┌──

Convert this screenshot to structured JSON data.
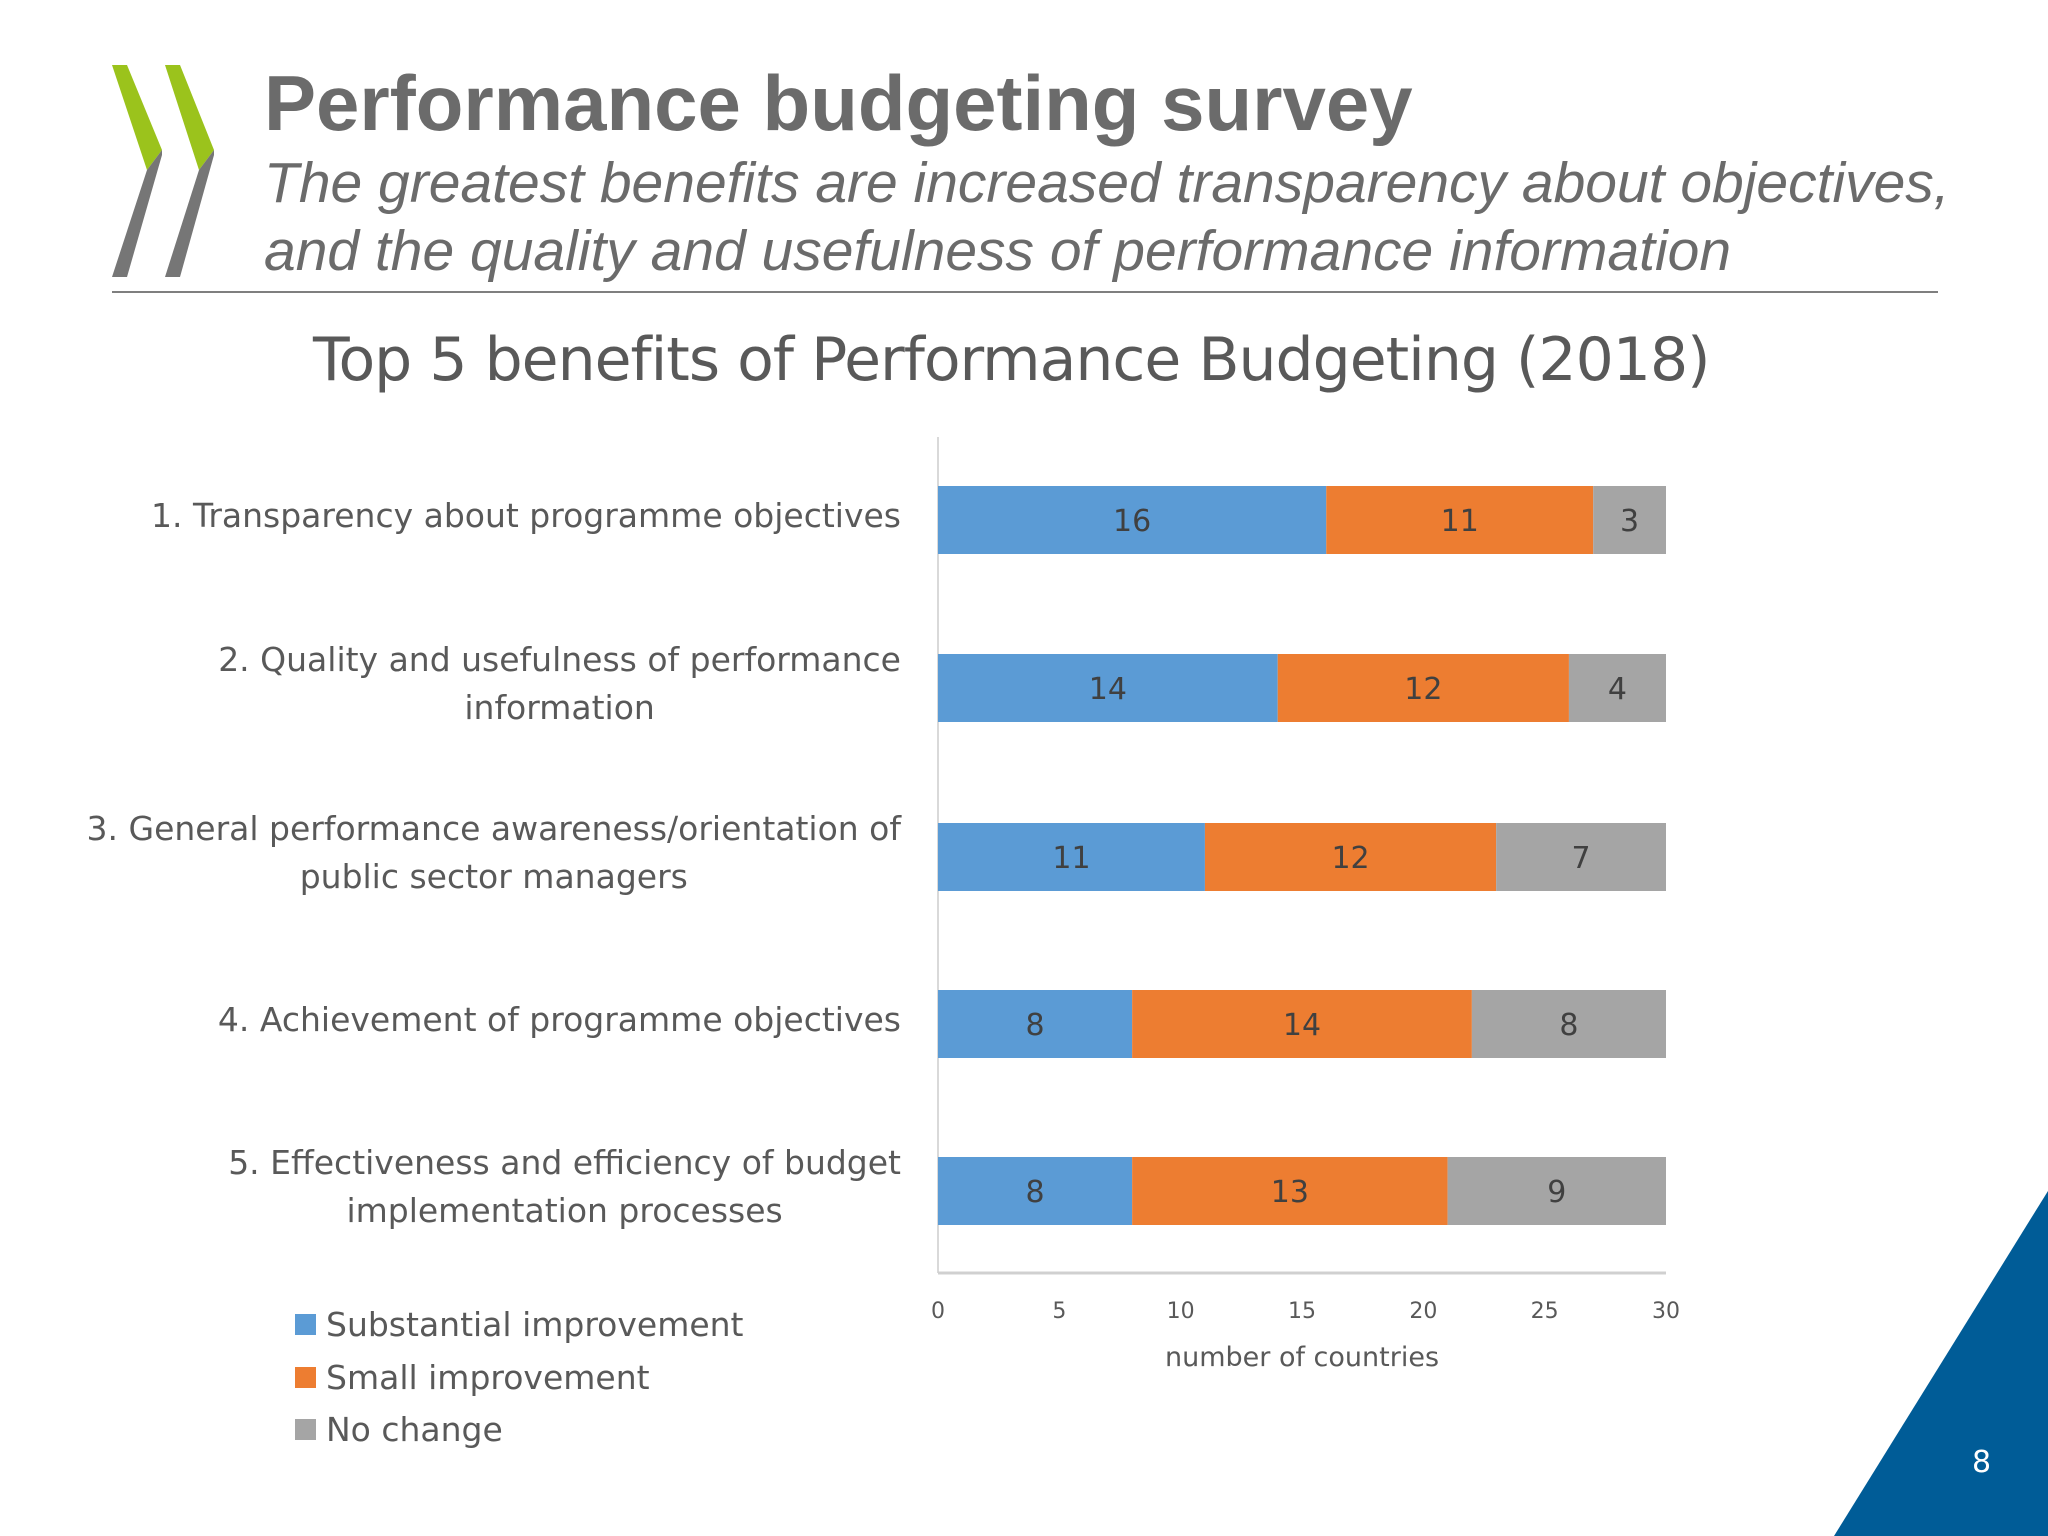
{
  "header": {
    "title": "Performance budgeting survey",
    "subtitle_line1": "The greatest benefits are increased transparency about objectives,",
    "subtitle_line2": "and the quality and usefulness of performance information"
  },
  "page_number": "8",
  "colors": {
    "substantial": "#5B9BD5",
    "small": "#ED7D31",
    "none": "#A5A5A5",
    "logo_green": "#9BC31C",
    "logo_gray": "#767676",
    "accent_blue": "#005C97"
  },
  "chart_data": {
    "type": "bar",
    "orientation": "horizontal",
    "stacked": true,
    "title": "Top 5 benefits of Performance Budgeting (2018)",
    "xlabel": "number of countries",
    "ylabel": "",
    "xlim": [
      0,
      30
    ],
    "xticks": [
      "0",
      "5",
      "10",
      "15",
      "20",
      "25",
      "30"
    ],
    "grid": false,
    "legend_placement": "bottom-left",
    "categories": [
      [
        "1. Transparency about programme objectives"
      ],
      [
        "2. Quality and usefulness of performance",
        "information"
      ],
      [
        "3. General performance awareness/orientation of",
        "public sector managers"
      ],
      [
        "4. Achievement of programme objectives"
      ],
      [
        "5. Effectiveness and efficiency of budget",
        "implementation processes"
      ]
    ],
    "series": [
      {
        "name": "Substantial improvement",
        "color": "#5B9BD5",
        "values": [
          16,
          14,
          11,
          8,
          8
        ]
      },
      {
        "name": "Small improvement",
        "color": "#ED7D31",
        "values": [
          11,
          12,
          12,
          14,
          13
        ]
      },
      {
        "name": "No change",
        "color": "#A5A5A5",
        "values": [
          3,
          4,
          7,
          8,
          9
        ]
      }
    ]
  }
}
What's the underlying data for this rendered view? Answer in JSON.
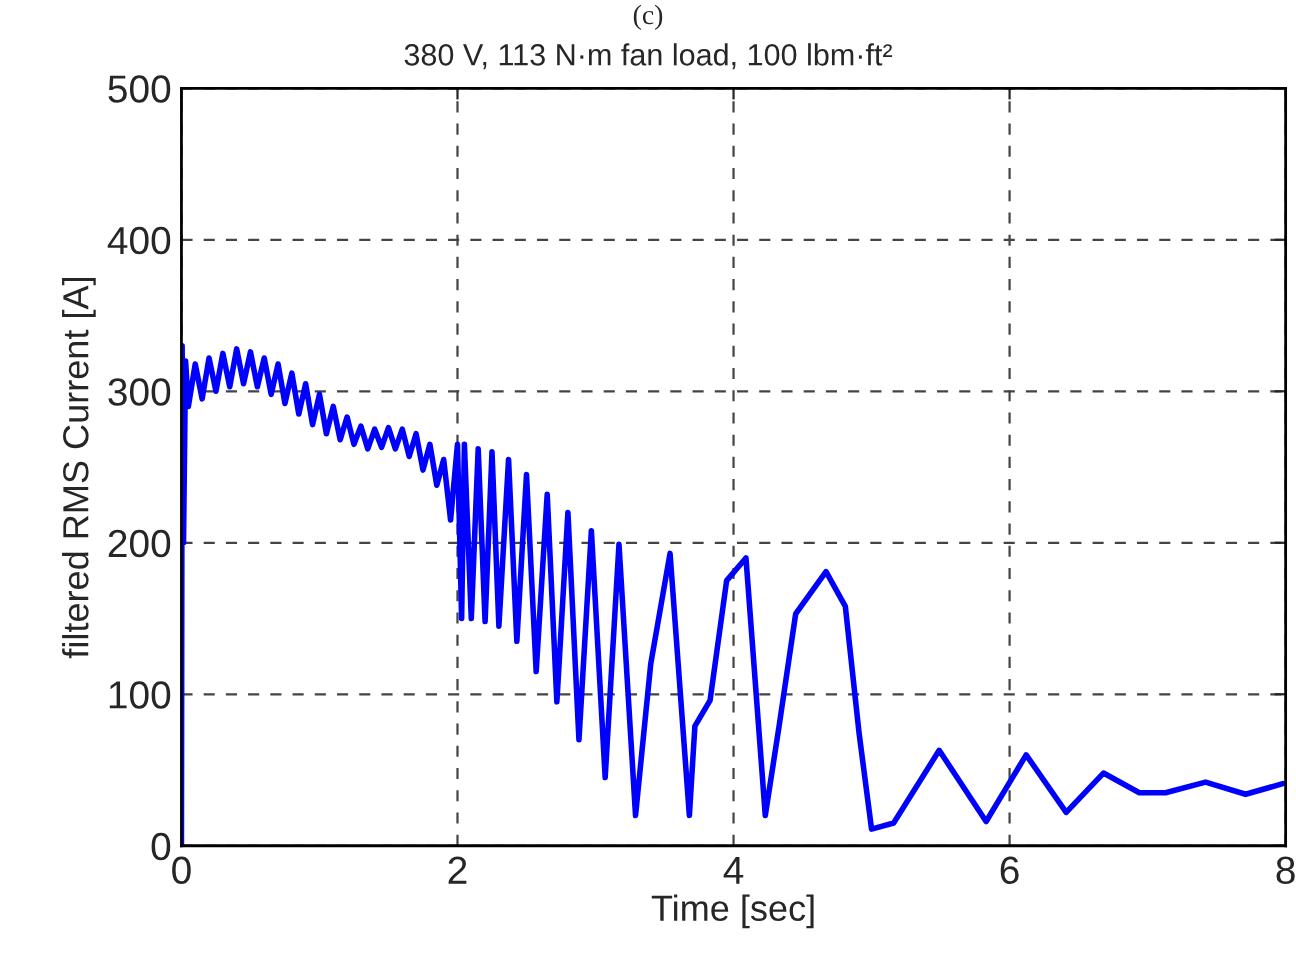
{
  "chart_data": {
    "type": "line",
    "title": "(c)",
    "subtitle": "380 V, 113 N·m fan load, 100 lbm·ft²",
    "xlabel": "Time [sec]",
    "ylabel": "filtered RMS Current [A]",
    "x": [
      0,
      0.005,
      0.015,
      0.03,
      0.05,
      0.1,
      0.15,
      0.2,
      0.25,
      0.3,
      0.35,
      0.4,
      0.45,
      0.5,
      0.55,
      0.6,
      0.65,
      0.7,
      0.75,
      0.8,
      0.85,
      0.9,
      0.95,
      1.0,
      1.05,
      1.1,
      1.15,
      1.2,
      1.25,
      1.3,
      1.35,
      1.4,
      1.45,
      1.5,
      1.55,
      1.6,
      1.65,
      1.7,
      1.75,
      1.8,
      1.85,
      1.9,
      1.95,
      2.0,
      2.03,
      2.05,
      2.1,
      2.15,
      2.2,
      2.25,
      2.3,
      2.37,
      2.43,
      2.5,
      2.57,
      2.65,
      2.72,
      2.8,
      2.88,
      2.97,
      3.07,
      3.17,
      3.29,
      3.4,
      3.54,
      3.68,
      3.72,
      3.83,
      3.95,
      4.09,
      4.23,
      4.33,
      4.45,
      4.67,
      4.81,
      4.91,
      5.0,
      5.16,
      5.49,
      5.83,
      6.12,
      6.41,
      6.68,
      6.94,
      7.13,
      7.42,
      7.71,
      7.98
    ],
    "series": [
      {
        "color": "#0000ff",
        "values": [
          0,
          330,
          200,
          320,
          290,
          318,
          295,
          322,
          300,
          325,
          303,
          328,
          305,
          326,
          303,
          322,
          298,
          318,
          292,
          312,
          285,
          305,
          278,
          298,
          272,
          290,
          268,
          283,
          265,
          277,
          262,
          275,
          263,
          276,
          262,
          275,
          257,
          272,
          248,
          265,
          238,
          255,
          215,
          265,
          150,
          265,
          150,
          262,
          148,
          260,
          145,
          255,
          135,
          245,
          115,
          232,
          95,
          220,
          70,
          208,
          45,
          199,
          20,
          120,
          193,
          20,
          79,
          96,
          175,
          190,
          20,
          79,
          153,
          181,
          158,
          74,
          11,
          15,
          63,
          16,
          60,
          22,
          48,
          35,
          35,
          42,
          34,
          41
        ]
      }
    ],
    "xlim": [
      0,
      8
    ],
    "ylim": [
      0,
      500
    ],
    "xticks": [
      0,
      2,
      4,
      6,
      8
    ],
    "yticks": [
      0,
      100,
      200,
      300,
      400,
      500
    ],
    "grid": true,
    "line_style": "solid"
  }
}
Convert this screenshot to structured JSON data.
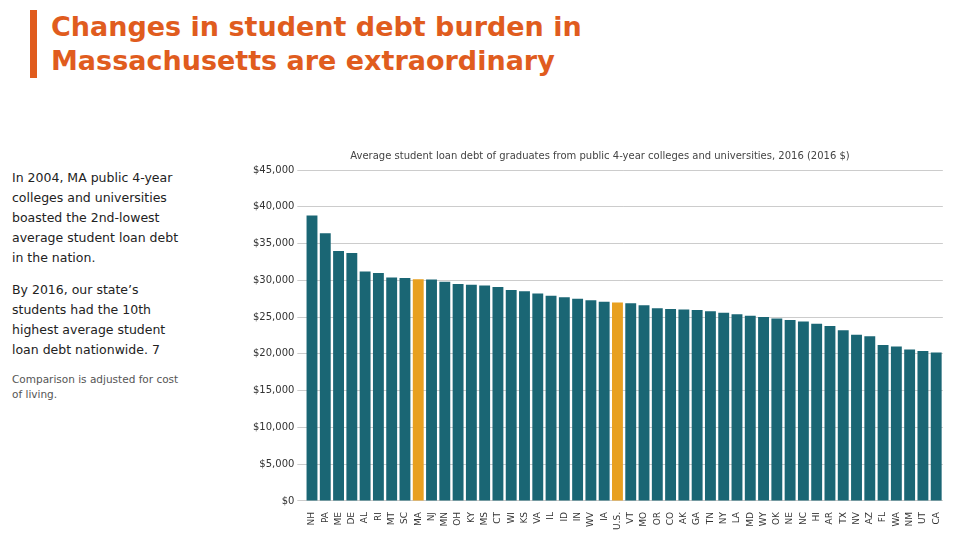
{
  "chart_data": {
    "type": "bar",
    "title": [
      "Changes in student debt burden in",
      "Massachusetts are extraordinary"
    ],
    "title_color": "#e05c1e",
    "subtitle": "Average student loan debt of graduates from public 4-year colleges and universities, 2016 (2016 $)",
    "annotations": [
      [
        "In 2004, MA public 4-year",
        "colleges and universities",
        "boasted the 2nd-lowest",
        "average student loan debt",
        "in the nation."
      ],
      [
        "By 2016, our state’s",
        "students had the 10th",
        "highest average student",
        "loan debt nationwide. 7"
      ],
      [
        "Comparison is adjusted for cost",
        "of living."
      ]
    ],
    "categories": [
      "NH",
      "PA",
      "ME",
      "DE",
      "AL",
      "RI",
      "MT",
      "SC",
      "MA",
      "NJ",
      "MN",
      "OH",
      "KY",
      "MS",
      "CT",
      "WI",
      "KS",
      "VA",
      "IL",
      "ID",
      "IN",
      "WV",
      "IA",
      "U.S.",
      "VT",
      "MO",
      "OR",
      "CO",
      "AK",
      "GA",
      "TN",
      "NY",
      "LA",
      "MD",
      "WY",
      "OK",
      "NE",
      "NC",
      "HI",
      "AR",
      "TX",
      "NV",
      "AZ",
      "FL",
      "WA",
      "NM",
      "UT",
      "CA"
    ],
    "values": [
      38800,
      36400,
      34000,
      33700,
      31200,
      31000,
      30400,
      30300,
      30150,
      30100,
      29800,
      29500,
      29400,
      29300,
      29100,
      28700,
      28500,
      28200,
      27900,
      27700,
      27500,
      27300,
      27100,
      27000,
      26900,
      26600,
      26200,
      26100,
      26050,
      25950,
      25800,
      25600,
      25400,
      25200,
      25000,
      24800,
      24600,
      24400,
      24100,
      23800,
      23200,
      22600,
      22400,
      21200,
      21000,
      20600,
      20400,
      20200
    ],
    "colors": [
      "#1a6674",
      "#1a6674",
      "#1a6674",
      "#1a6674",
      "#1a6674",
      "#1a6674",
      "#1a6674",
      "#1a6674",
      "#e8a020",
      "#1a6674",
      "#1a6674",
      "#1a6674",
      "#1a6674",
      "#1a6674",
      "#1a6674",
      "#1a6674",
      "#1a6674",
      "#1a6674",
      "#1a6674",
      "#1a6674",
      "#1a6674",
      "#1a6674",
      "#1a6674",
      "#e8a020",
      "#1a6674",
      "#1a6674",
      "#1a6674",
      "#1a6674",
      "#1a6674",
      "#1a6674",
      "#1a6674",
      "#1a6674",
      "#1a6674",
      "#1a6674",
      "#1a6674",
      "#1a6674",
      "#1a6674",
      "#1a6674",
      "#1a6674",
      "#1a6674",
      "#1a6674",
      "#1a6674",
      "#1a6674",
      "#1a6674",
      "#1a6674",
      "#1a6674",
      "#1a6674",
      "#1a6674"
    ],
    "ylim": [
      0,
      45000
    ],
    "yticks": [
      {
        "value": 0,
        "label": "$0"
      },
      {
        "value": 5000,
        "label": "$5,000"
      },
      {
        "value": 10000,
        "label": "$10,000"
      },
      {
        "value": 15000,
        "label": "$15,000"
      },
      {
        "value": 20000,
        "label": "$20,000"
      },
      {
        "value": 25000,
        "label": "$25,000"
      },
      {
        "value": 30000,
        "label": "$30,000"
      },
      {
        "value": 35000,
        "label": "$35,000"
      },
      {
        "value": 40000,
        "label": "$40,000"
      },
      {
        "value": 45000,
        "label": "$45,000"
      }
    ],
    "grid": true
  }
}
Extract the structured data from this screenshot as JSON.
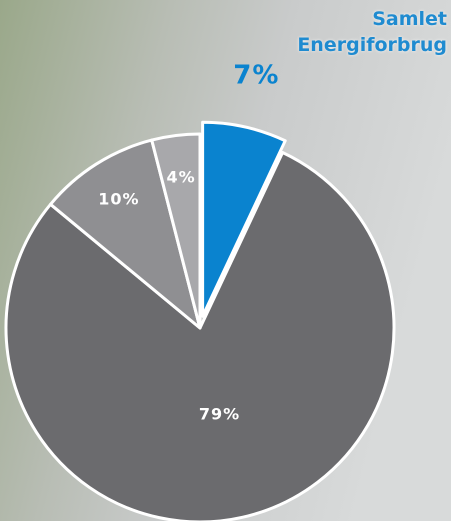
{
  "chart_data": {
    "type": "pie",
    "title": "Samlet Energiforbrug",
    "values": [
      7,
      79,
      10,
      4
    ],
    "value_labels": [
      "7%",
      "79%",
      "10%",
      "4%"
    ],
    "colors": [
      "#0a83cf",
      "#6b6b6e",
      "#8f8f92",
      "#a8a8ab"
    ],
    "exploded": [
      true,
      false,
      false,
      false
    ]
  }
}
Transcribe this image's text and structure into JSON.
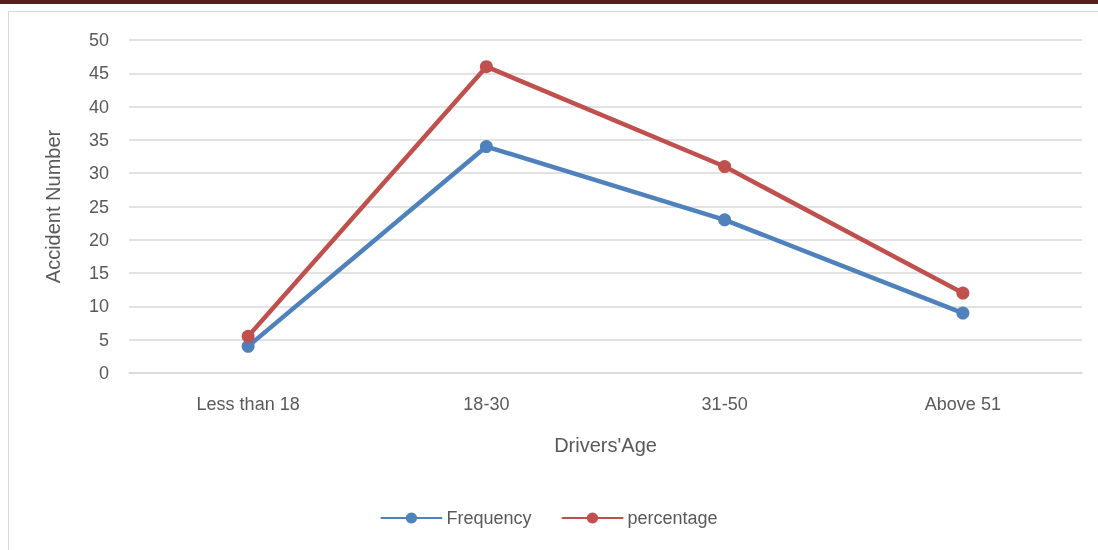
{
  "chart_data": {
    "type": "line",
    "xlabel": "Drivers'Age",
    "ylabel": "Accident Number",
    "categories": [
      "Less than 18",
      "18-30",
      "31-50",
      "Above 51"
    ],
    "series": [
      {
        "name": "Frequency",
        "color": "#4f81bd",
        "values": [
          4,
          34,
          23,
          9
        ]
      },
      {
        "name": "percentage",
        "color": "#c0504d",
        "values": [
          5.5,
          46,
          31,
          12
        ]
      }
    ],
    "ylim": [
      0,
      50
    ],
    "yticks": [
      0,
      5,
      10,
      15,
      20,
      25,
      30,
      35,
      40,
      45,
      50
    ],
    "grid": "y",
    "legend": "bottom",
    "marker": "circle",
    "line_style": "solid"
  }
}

└──

Brief:
Extract all lines of the records above that include "information".

Solution to the problem:
    "subtitle_line2": "and the quality and usefulness of performance information"
        "information"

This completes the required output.